**PROBLEM DESCRIPTION**. Find and copy lines holding "What".

## BEGIN DATA EXTRACT

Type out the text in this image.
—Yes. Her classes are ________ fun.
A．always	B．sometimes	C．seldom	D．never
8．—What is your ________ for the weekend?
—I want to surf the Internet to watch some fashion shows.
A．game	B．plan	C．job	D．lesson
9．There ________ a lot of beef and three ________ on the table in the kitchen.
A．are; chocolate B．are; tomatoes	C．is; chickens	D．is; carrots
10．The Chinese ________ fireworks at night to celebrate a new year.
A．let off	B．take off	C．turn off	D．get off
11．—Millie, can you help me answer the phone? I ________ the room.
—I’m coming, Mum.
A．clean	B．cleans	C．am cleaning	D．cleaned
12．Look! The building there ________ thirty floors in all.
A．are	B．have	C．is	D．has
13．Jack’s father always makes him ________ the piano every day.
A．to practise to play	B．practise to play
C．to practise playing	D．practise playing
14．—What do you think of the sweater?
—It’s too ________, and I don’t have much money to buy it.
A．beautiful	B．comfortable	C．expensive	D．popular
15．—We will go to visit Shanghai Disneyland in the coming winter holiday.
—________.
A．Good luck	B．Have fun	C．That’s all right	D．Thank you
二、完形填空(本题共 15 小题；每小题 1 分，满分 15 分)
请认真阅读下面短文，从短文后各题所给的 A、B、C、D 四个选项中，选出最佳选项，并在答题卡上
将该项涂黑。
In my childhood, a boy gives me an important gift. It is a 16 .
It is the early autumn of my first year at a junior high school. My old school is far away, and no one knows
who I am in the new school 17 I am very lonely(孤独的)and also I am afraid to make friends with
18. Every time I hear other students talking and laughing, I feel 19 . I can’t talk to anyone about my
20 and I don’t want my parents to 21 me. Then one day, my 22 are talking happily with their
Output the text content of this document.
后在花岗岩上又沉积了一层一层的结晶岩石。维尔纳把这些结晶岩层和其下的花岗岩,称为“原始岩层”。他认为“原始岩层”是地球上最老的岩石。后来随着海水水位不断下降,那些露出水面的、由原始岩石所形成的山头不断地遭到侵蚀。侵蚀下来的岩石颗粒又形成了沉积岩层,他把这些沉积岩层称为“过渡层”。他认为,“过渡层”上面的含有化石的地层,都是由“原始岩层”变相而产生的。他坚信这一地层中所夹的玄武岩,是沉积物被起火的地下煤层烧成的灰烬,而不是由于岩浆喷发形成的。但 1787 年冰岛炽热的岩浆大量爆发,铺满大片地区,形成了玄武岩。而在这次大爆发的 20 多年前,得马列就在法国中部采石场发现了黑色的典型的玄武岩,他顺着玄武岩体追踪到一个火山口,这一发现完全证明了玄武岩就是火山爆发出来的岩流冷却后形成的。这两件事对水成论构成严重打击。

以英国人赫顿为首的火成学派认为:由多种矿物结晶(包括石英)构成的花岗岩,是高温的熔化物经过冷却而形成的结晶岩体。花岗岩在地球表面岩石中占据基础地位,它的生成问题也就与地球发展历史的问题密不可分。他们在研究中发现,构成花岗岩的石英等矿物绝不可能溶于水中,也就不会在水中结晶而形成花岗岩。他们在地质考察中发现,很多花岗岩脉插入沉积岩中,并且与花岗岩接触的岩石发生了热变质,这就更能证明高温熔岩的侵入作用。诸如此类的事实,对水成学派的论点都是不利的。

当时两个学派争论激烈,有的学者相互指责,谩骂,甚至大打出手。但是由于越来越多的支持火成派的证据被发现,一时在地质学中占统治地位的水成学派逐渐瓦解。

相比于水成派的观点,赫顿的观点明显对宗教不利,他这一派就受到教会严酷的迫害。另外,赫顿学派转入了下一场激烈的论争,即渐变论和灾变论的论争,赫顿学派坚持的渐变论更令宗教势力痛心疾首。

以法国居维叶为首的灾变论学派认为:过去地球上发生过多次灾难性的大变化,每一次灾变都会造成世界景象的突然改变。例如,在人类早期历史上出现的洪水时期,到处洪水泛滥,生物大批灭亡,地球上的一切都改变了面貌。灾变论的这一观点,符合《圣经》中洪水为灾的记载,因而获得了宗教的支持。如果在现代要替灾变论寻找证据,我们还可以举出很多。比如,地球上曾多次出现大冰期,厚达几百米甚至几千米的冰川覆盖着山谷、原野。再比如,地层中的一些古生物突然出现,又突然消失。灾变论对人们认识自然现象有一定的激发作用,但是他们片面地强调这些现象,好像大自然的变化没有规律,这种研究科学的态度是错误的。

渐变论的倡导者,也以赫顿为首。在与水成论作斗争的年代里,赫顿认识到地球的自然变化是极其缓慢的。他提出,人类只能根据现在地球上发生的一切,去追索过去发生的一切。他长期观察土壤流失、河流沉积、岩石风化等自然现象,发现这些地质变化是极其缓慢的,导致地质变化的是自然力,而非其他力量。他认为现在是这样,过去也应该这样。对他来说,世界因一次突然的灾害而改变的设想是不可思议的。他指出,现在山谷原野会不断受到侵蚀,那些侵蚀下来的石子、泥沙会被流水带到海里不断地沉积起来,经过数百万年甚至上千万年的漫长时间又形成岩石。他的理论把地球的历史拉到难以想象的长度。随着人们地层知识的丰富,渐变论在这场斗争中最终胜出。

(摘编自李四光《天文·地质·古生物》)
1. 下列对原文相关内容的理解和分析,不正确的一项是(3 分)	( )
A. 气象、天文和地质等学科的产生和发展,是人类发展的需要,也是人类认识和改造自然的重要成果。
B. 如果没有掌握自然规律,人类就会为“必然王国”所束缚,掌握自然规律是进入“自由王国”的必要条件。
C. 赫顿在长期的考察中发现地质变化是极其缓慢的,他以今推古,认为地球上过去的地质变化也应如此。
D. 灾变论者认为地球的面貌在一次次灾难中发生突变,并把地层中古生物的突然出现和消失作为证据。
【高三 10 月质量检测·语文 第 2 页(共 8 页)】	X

## END DATA EXTRACT

**WORKED ANSWER**.
8．—What is your ________ for the weekend?
14．—What do you think of the sweater?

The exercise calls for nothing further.